• **WHAT YOU NEED TO DO**:
1. In the passage on Australian unemployment, what unemployment rate did the trend measure show?
2. From the passage on Australian unemployment, copy out the stretch from "Underemployment is at" through "politicians and journalists.".

• **SELECTED EXCERPT**:
>> START

Underemployment is at its highest level since records began in the 1970s, but you won’t have heard it on the TV.
Thursday’s headlines were instead dominated by news that Australia’s official unemployment rate had fallen from 5.7 per cent in April to a four-year low of 5.5 per cent in May, based on the popular ‘seasonally adjusted’ measure.
Economists and politicians seized on this unexpected surge in full-time employment as a sign that the labour market and the broader economy were improving.
“Fifty-thousand Australians went out to get a job in May and they got one under the economic policies of the Turnbull government,” Treasurer Scott Morrison told Parliament.
“The unemployment rate now has fallen to 5.5 per cent, lower than what we inherited from the Labor Party back in 2013.”
Mr Morrison was using the seasonally adjusted measure, the usual number quoted by politicians and journalists.
However, the measure preferred by the Australian Bureau of Statistics – trend – had the unemployment rate unchanged at 5.7 per cent.

>> END

• **INFORMATION SUPPLIED**:
>> START

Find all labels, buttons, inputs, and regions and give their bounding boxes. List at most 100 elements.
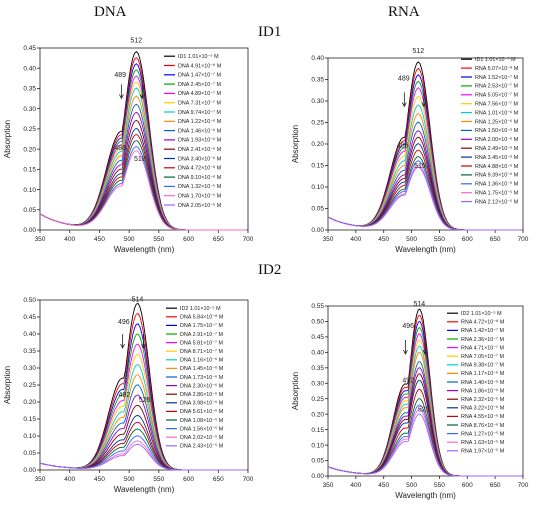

>> END

• **RESPONSES**:
1. The trend measure had the unemployment rate unchanged at 5.7 per cent.

2.
Underemployment is at its highest level since records began in the 1970s, but you won’t have heard it on the TV.
Thursday’s headlines were instead dominated by news that Australia’s official unemployment rate had fallen from 5.7 per cent in April to a four-year low of 5.5 per cent in May, based on the popular ‘seasonally adjusted’ measure.
Economists and politicians seized on this unexpected surge in full-time employment as a sign that the labour market and the broader economy were improving.
“Fifty-thousand Australians went out to get a job in May and they got one under the economic policies of the Turnbull government,” Treasurer Scott Morrison told Parliament.
“The unemployment rate now has fallen to 5.5 per cent, lower than what we inherited from the Labor Party back in 2013.”
Mr Morrison was using the seasonally adjusted measure, the usual number quoted by politicians and journalists.